(Dataset records)
## START
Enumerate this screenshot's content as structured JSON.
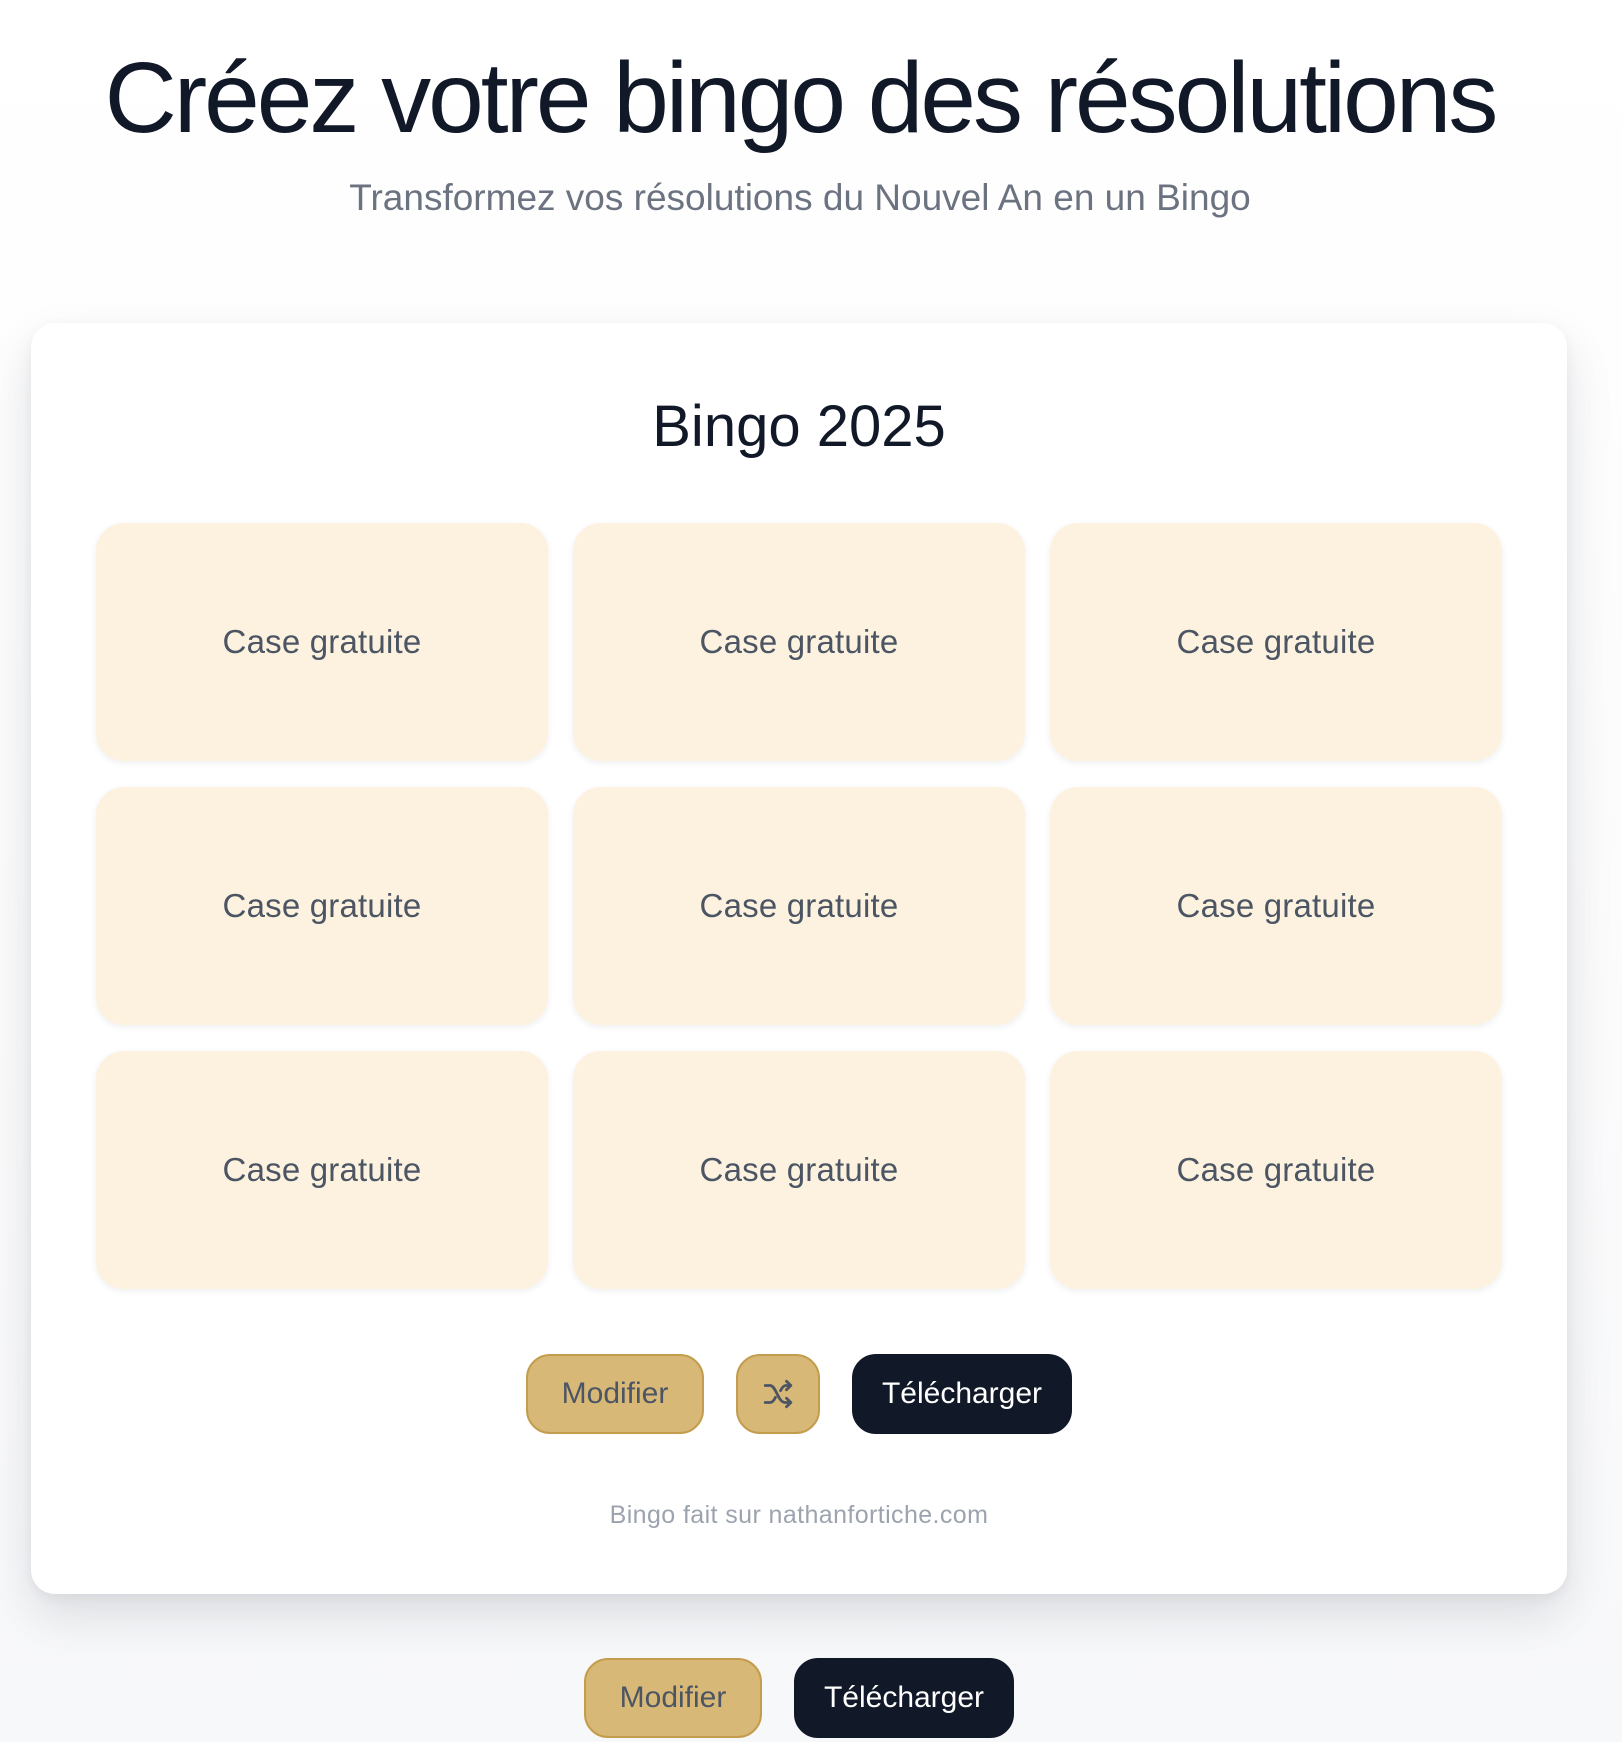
{
  "header": {
    "title": "Créez votre bingo des résolutions",
    "subtitle": "Transformez vos résolutions du Nouvel An en un Bingo"
  },
  "bingo_card": {
    "title": "Bingo 2025",
    "cells": [
      "Case gratuite",
      "Case gratuite",
      "Case gratuite",
      "Case gratuite",
      "Case gratuite",
      "Case gratuite",
      "Case gratuite",
      "Case gratuite",
      "Case gratuite"
    ],
    "actions": {
      "modify_label": "Modifier",
      "shuffle_icon": "shuffle-icon",
      "download_label": "Télécharger"
    },
    "credit": "Bingo fait sur nathanfortiche.com"
  },
  "page_actions": {
    "modify_label": "Modifier",
    "download_label": "Télécharger"
  },
  "colors": {
    "background": "#fbfbfc",
    "title_text": "#111827",
    "subtitle_text": "#6b7280",
    "card_background": "#ffffff",
    "cell_background": "#fdf2df",
    "cell_text": "#4b5563",
    "gold_button": "#d8b877",
    "gold_border": "#c39d4d",
    "dark_button": "#111827",
    "credit_text": "#9ca3af"
  }
}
## END
## GIVEN REQUEST
Write out all the entries again, word for word, and print no images.

## ANSWER TO THE PROBLEM
Enumerate this screenshot's content as structured JSON.
{
  "header": {
    "title": "Créez votre bingo des résolutions",
    "subtitle": "Transformez vos résolutions du Nouvel An en un Bingo"
  },
  "bingo_card": {
    "title": "Bingo 2025",
    "cells": [
      "Case gratuite",
      "Case gratuite",
      "Case gratuite",
      "Case gratuite",
      "Case gratuite",
      "Case gratuite",
      "Case gratuite",
      "Case gratuite",
      "Case gratuite"
    ],
    "actions": {
      "modify_label": "Modifier",
      "shuffle_icon": "shuffle-icon",
      "download_label": "Télécharger"
    },
    "credit": "Bingo fait sur nathanfortiche.com"
  },
  "page_actions": {
    "modify_label": "Modifier",
    "download_label": "Télécharger"
  },
  "colors": {
    "background": "#fbfbfc",
    "title_text": "#111827",
    "subtitle_text": "#6b7280",
    "card_background": "#ffffff",
    "cell_background": "#fdf2df",
    "cell_text": "#4b5563",
    "gold_button": "#d8b877",
    "gold_border": "#c39d4d",
    "dark_button": "#111827",
    "credit_text": "#9ca3af"
  }
}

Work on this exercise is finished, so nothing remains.